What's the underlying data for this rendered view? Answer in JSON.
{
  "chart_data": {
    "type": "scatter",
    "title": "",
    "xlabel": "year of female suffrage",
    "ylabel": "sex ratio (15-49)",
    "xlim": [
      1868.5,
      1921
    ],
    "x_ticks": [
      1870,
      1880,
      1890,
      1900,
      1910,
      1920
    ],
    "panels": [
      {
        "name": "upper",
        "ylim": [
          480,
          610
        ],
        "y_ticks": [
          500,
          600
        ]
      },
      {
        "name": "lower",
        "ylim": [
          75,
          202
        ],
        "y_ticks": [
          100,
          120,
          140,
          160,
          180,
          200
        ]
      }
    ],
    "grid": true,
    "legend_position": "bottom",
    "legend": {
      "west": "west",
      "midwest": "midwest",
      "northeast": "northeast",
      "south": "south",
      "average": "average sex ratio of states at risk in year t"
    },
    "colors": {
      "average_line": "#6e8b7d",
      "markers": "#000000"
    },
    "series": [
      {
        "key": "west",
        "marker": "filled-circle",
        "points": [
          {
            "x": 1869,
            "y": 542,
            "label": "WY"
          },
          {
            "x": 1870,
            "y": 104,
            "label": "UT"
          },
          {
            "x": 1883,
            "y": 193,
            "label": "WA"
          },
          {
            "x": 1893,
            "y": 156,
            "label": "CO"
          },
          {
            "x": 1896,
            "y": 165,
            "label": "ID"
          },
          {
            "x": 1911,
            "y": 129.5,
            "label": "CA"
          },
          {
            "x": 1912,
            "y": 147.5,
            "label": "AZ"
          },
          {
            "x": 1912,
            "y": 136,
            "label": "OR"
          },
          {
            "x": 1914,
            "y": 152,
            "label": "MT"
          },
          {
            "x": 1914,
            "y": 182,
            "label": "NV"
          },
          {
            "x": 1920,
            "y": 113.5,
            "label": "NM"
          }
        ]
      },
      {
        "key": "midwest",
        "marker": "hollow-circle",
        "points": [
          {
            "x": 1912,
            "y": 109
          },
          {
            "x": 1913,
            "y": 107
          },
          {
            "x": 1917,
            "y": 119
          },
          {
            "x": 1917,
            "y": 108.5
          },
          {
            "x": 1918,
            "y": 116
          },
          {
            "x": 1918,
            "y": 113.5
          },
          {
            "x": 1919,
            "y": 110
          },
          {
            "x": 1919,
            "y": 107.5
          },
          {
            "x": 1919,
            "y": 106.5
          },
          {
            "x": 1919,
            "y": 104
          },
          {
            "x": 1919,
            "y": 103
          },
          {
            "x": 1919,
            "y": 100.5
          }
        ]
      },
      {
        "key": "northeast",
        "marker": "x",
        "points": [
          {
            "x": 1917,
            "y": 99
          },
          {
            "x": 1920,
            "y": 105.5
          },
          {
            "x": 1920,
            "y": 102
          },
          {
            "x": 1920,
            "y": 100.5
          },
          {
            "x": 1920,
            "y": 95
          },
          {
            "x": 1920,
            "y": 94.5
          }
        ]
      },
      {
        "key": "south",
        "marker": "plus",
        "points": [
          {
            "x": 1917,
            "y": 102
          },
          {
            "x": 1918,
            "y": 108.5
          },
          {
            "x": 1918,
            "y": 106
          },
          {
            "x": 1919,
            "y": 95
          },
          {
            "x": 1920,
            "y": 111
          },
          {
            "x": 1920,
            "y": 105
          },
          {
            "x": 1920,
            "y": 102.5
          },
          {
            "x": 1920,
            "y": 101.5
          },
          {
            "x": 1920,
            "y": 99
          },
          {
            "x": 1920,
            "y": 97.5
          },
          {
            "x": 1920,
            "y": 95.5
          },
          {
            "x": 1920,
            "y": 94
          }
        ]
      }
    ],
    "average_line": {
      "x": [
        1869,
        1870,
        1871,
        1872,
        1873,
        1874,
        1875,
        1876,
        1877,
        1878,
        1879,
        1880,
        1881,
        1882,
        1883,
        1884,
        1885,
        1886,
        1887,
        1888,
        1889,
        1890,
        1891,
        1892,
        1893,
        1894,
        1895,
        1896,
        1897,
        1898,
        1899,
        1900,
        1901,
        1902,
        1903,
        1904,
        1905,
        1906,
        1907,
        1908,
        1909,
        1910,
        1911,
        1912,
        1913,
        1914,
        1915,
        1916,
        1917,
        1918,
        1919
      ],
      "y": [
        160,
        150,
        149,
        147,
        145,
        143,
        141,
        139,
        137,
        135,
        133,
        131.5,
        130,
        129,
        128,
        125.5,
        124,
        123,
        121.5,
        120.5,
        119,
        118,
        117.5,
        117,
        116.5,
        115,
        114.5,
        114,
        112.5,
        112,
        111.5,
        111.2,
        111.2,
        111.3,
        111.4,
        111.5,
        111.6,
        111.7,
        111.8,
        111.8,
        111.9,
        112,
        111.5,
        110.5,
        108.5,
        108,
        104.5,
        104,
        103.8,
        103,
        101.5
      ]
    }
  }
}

· · · ·

From the data above, copy out every line with the string "year" in it.

- _RESPONSE BELOW_:
    "xlabel": "year of female suffrage",
      "average": "average sex ratio of states at risk in year t"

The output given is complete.